Begin Input material
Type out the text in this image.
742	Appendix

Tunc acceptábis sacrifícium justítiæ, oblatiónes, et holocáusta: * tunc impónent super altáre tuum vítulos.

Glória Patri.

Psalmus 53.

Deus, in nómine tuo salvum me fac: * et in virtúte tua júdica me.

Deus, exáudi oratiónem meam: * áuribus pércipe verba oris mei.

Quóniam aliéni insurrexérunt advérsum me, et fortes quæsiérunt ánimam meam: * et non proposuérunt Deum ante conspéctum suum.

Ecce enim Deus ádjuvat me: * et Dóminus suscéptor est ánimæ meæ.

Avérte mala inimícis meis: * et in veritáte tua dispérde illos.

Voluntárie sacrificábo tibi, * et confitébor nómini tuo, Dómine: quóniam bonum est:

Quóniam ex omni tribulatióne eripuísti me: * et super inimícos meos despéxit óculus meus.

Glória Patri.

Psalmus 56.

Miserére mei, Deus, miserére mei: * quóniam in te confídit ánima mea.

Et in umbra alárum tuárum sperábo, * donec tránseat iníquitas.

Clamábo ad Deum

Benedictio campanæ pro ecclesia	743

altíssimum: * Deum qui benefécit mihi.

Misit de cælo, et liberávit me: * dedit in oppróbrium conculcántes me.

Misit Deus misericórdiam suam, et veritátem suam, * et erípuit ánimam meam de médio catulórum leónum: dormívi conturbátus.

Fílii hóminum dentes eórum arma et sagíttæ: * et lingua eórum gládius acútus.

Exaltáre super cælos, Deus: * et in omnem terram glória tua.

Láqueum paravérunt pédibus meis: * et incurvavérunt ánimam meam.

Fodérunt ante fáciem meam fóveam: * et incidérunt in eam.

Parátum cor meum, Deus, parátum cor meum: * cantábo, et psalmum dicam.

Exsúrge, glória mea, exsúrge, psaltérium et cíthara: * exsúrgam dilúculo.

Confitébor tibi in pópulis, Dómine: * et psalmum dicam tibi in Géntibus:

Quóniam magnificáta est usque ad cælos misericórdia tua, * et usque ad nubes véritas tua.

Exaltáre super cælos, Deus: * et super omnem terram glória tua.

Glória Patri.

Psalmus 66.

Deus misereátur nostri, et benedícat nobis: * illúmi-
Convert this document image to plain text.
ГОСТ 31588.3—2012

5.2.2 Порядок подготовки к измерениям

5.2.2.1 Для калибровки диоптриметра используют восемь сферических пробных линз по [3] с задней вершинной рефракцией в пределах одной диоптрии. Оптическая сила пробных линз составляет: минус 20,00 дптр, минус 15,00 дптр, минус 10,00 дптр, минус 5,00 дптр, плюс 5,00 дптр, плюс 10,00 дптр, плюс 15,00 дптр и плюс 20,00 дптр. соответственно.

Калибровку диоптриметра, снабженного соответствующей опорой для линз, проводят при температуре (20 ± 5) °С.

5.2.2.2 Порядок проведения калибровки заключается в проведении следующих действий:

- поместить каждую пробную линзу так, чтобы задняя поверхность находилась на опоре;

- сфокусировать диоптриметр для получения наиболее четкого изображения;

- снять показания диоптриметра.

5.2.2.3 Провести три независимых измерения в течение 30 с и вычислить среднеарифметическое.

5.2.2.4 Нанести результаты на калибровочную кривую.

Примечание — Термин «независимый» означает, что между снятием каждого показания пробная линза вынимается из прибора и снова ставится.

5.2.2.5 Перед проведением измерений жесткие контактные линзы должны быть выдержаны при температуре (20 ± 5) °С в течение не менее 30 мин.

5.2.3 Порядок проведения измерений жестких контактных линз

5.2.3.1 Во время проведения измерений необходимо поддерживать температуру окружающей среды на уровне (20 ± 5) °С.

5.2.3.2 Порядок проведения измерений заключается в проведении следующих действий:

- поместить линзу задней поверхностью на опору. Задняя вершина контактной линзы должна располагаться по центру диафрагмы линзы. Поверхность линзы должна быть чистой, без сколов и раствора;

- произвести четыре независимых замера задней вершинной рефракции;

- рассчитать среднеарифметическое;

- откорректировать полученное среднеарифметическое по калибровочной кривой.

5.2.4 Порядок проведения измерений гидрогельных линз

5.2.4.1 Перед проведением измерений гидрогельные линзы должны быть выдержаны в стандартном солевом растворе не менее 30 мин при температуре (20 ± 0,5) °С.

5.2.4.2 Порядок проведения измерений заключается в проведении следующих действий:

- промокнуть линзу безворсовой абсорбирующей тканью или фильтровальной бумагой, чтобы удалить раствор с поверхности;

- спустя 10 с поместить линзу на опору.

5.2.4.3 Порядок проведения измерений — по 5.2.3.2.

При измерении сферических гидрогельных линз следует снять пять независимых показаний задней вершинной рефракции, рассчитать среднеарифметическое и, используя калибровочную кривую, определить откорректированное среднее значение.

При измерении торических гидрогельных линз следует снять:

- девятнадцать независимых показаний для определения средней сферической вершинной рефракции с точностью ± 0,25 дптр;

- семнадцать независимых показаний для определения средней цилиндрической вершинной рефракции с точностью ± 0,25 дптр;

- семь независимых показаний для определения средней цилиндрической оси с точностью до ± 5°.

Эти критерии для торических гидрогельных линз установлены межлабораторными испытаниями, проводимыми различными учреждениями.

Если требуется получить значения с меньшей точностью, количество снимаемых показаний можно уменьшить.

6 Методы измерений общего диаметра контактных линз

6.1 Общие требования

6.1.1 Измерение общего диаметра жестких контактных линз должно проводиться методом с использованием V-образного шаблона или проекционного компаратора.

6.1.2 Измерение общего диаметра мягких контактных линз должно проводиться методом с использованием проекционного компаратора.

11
End Input material
Exercise description =
Reproduce each record exactly as it appears.

Solution below =
Type out the text in this image.
742	Appendix

Tunc acceptábis sacrifícium justítiæ, oblatiónes, et holocáusta: * tunc impónent super altáre tuum vítulos.

Glória Patri.

Psalmus 53.

Deus, in nómine tuo salvum me fac: * et in virtúte tua júdica me.

Deus, exáudi oratiónem meam: * áuribus pércipe verba oris mei.

Quóniam aliéni insurrexérunt advérsum me, et fortes quæsiérunt ánimam meam: * et non proposuérunt Deum ante conspéctum suum.

Ecce enim Deus ádjuvat me: * et Dóminus suscéptor est ánimæ meæ.

Avérte mala inimícis meis: * et in veritáte tua dispérde illos.

Voluntárie sacrificábo tibi, * et confitébor nómini tuo, Dómine: quóniam bonum est:

Quóniam ex omni tribulatióne eripuísti me: * et super inimícos meos despéxit óculus meus.

Glória Patri.

Psalmus 56.

Miserére mei, Deus, miserére mei: * quóniam in te confídit ánima mea.

Et in umbra alárum tuárum sperábo, * donec tránseat iníquitas.

Clamábo ad Deum

Benedictio campanæ pro ecclesia	743

altíssimum: * Deum qui benefécit mihi.

Misit de cælo, et liberávit me: * dedit in oppróbrium conculcántes me.

Misit Deus misericórdiam suam, et veritátem suam, * et erípuit ánimam meam de médio catulórum leónum: dormívi conturbátus.

Fílii hóminum dentes eórum arma et sagíttæ: * et lingua eórum gládius acútus.

Exaltáre super cælos, Deus: * et in omnem terram glória tua.

Láqueum paravérunt pédibus meis: * et incurvavérunt ánimam meam.

Fodérunt ante fáciem meam fóveam: * et incidérunt in eam.

Parátum cor meum, Deus, parátum cor meum: * cantábo, et psalmum dicam.

Exsúrge, glória mea, exsúrge, psaltérium et cíthara: * exsúrgam dilúculo.

Confitébor tibi in pópulis, Dómine: * et psalmum dicam tibi in Géntibus:

Quóniam magnificáta est usque ad cælos misericórdia tua, * et usque ad nubes véritas tua.

Exaltáre super cælos, Deus: * et super omnem terram glória tua.

Glória Patri.

Psalmus 66.

Deus misereátur nostri, et benedícat nobis: * illúmi-
Convert this document image to plain text.
ГОСТ 31588.3—2012

5.2.2 Порядок подготовки к измерениям

5.2.2.1 Для калибровки диоптриметра используют восемь сферических пробных линз по [3] с задней вершинной рефракцией в пределах одной диоптрии. Оптическая сила пробных линз составляет: минус 20,00 дптр, минус 15,00 дптр, минус 10,00 дптр, минус 5,00 дптр, плюс 5,00 дптр, плюс 10,00 дптр, плюс 15,00 дптр и плюс 20,00 дптр. соответственно.

Калибровку диоптриметра, снабженного соответствующей опорой для линз, проводят при температуре (20 ± 5) °С.

5.2.2.2 Порядок проведения калибровки заключается в проведении следующих действий:

- поместить каждую пробную линзу так, чтобы задняя поверхность находилась на опоре;

- сфокусировать диоптриметр для получения наиболее четкого изображения;

- снять показания диоптриметра.

5.2.2.3 Провести три независимых измерения в течение 30 с и вычислить среднеарифметическое.

5.2.2.4 Нанести результаты на калибровочную кривую.

Примечание — Термин «независимый» означает, что между снятием каждого показания пробная линза вынимается из прибора и снова ставится.

5.2.2.5 Перед проведением измерений жесткие контактные линзы должны быть выдержаны при температуре (20 ± 5) °С в течение не менее 30 мин.

5.2.3 Порядок проведения измерений жестких контактных линз

5.2.3.1 Во время проведения измерений необходимо поддерживать температуру окружающей среды на уровне (20 ± 5) °С.

5.2.3.2 Порядок проведения измерений заключается в проведении следующих действий:

- поместить линзу задней поверхностью на опору. Задняя вершина контактной линзы должна располагаться по центру диафрагмы линзы. Поверхность линзы должна быть чистой, без сколов и раствора;

- произвести четыре независимых замера задней вершинной рефракции;

- рассчитать среднеарифметическое;

- откорректировать полученное среднеарифметическое по калибровочной кривой.

5.2.4 Порядок проведения измерений гидрогельных линз

5.2.4.1 Перед проведением измерений гидрогельные линзы должны быть выдержаны в стандартном солевом растворе не менее 30 мин при температуре (20 ± 0,5) °С.

5.2.4.2 Порядок проведения измерений заключается в проведении следующих действий:

- промокнуть линзу безворсовой абсорбирующей тканью или фильтровальной бумагой, чтобы удалить раствор с поверхности;

- спустя 10 с поместить линзу на опору.

5.2.4.3 Порядок проведения измерений — по 5.2.3.2.

При измерении сферических гидрогельных линз следует снять пять независимых показаний задней вершинной рефракции, рассчитать среднеарифметическое и, используя калибровочную кривую, определить откорректированное среднее значение.

При измерении торических гидрогельных линз следует снять:

- девятнадцать независимых показаний для определения средней сферической вершинной рефракции с точностью ± 0,25 дптр;

- семнадцать независимых показаний для определения средней цилиндрической вершинной рефракции с точностью ± 0,25 дптр;

- семь независимых показаний для определения средней цилиндрической оси с точностью до ± 5°.

Эти критерии для торических гидрогельных линз установлены межлабораторными испытаниями, проводимыми различными учреждениями.

Если требуется получить значения с меньшей точностью, количество снимаемых показаний можно уменьшить.

6 Методы измерений общего диаметра контактных линз

6.1 Общие требования

6.1.1 Измерение общего диаметра жестких контактных линз должно проводиться методом с использованием V-образного шаблона или проекционного компаратора.

6.1.2 Измерение общего диаметра мягких контактных линз должно проводиться методом с использованием проекционного компаратора.

11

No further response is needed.